Data supplied:
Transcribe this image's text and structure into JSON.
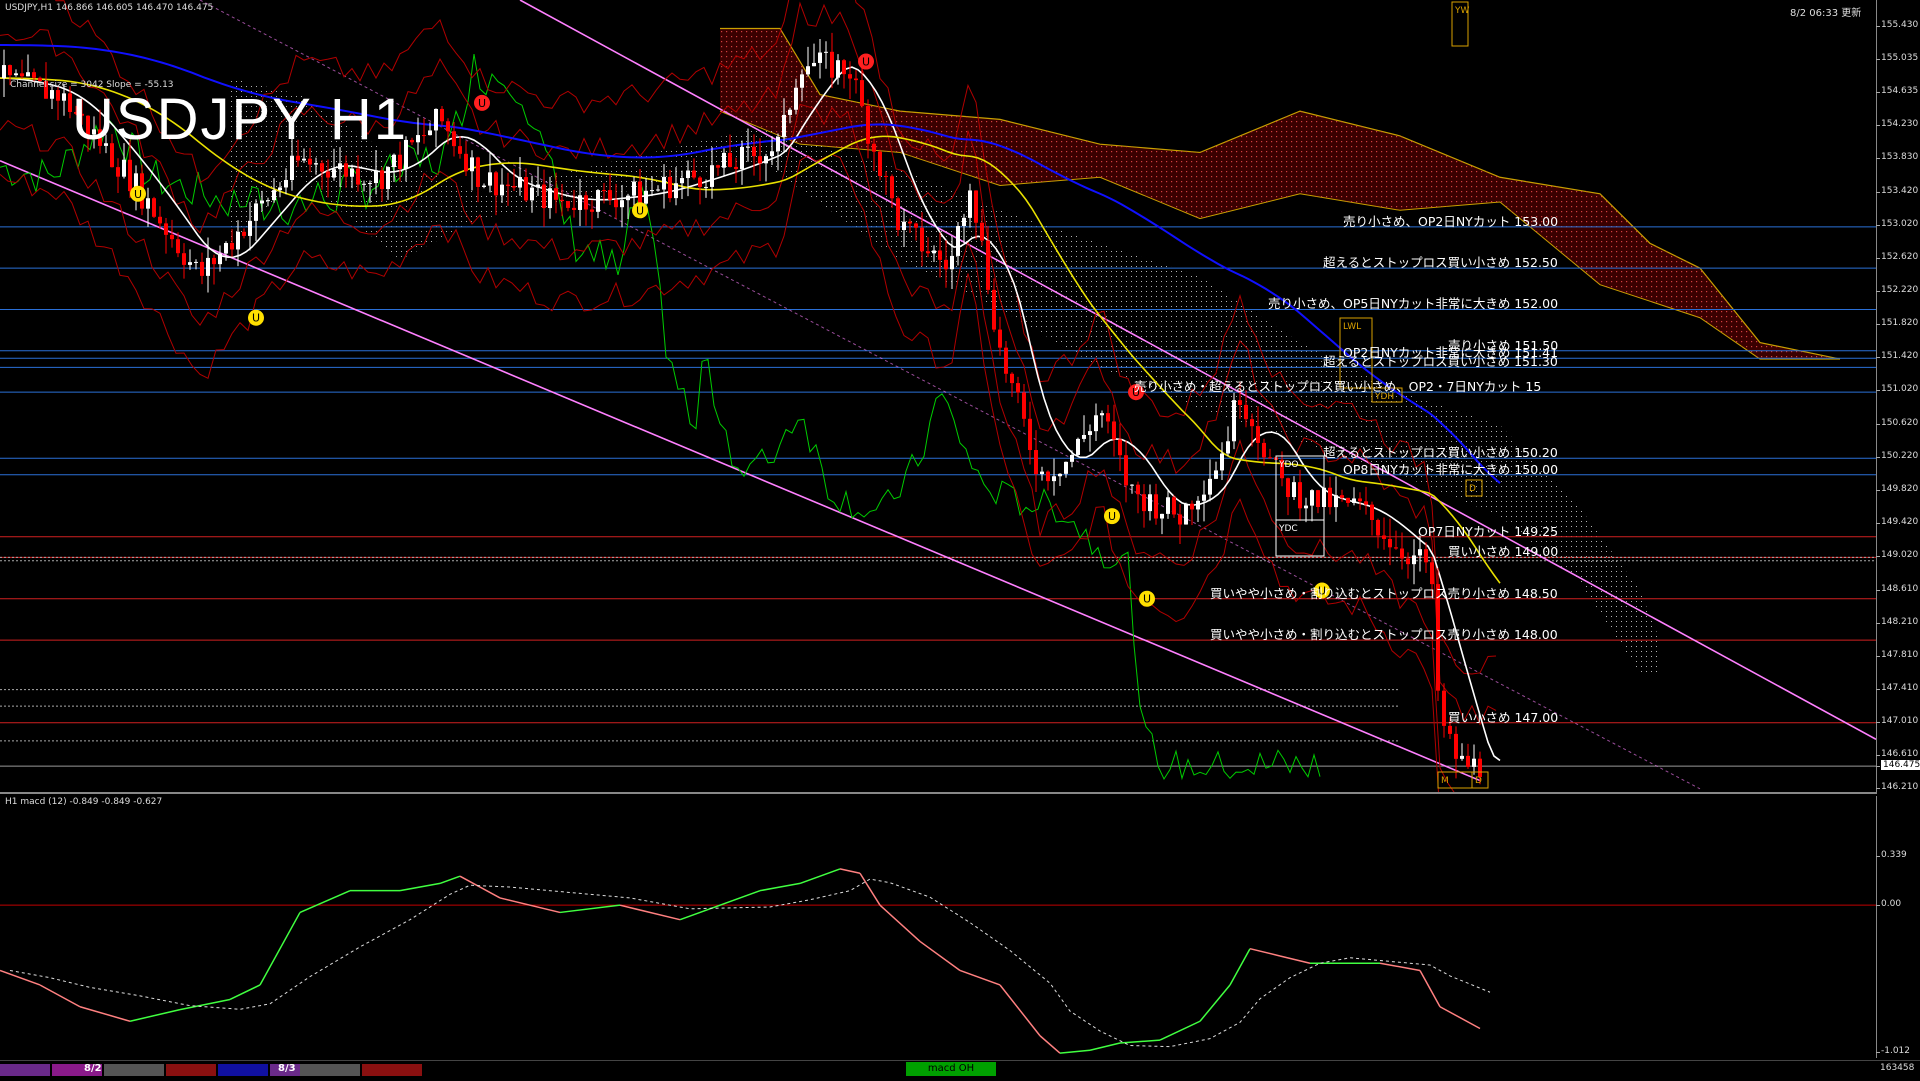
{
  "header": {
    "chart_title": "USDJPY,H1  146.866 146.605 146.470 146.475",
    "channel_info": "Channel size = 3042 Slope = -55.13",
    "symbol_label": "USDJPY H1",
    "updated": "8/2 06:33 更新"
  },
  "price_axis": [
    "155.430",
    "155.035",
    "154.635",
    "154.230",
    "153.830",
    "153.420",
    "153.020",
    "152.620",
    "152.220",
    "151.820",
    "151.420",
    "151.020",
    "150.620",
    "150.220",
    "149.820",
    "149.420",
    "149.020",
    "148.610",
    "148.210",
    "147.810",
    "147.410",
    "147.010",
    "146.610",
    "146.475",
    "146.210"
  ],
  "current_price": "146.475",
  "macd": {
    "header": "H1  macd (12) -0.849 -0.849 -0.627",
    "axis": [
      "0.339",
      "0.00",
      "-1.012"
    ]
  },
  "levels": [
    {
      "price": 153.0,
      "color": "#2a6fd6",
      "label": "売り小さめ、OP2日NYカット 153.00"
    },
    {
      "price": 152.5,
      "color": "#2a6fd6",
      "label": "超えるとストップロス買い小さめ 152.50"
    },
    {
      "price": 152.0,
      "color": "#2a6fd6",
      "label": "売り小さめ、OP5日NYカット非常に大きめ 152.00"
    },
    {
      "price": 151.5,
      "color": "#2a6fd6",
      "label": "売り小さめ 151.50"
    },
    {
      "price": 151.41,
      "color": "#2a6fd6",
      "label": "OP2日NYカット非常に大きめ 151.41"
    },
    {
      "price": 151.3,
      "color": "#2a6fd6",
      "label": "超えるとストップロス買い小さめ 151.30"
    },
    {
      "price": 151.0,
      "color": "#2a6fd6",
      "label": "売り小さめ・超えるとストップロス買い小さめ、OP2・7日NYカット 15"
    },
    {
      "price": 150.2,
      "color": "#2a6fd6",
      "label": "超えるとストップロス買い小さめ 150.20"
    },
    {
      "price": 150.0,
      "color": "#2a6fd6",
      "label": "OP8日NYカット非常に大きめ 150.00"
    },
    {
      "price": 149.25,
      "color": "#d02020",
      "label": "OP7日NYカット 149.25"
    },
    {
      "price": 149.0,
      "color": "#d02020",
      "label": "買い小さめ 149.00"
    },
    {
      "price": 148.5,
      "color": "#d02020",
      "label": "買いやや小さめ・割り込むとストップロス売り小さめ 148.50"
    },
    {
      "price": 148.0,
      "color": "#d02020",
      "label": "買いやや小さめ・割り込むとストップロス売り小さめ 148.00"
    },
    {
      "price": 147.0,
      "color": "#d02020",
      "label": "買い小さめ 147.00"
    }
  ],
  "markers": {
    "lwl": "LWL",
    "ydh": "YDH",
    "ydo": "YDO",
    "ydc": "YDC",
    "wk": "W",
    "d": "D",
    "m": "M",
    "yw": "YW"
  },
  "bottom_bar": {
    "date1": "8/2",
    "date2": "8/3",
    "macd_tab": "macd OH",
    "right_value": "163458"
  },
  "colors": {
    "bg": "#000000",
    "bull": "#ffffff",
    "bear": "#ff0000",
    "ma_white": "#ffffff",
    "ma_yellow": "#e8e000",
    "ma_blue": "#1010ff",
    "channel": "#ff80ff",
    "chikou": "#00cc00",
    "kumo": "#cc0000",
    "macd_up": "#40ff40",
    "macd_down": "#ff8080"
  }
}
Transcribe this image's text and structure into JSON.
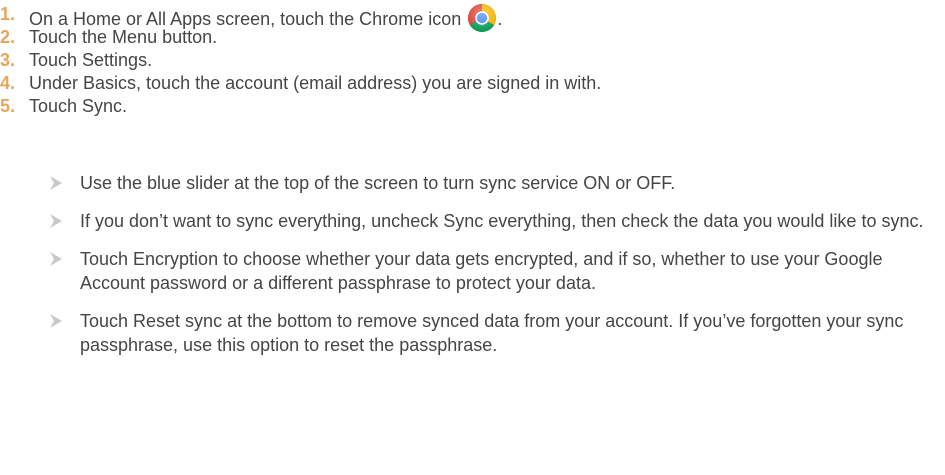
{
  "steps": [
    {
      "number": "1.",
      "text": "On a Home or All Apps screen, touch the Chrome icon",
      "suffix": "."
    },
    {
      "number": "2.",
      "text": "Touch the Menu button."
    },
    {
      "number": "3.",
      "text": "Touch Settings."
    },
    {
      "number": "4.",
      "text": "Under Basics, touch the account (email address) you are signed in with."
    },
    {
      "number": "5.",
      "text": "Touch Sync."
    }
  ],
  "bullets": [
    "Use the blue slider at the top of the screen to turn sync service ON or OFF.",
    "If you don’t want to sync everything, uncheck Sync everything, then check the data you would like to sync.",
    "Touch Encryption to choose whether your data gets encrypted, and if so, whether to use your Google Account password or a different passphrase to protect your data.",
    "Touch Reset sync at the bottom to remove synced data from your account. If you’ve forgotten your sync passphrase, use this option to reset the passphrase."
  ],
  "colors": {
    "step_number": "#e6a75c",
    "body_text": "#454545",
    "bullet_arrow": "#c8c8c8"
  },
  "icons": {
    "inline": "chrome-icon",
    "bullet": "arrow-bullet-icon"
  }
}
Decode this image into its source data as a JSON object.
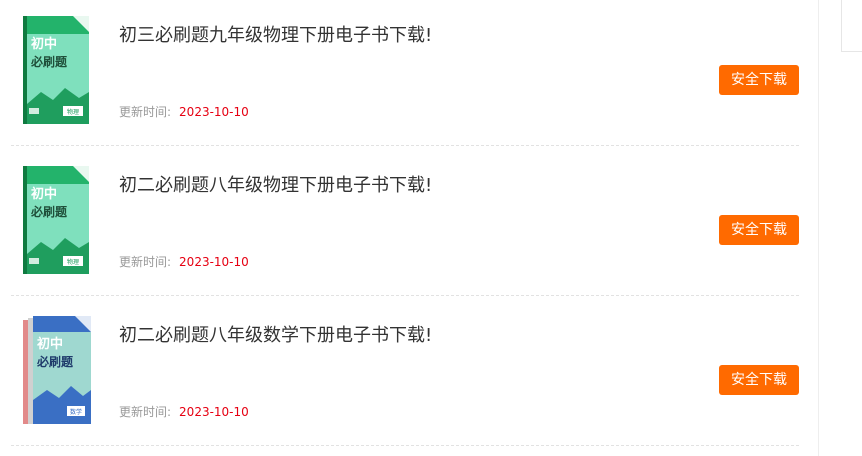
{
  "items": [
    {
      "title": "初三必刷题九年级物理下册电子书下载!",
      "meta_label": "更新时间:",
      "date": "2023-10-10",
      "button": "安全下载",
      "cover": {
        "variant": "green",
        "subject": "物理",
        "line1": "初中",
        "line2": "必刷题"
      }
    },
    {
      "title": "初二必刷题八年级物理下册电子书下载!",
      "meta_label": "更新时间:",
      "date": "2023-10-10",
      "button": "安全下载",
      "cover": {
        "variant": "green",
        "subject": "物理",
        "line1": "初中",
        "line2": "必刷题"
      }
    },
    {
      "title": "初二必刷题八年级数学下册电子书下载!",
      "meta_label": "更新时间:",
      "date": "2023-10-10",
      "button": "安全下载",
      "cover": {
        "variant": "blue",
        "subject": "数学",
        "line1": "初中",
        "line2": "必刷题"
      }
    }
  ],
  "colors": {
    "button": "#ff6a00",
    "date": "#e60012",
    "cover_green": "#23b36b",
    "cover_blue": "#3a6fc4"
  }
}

Requirement: Where a line of the records above holds the word "超えるとストップロス買い小さめ", copy that line.

Written response:
      "label": "超えるとストップロス買い小さめ 152.50"
      "label": "超えるとストップロス買い小さめ 151.30"
      "label": "売り小さめ・超えるとストップロス買い小さめ、OP2・7日NYカット 15"
      "label": "超えるとストップロス買い小さめ 150.20"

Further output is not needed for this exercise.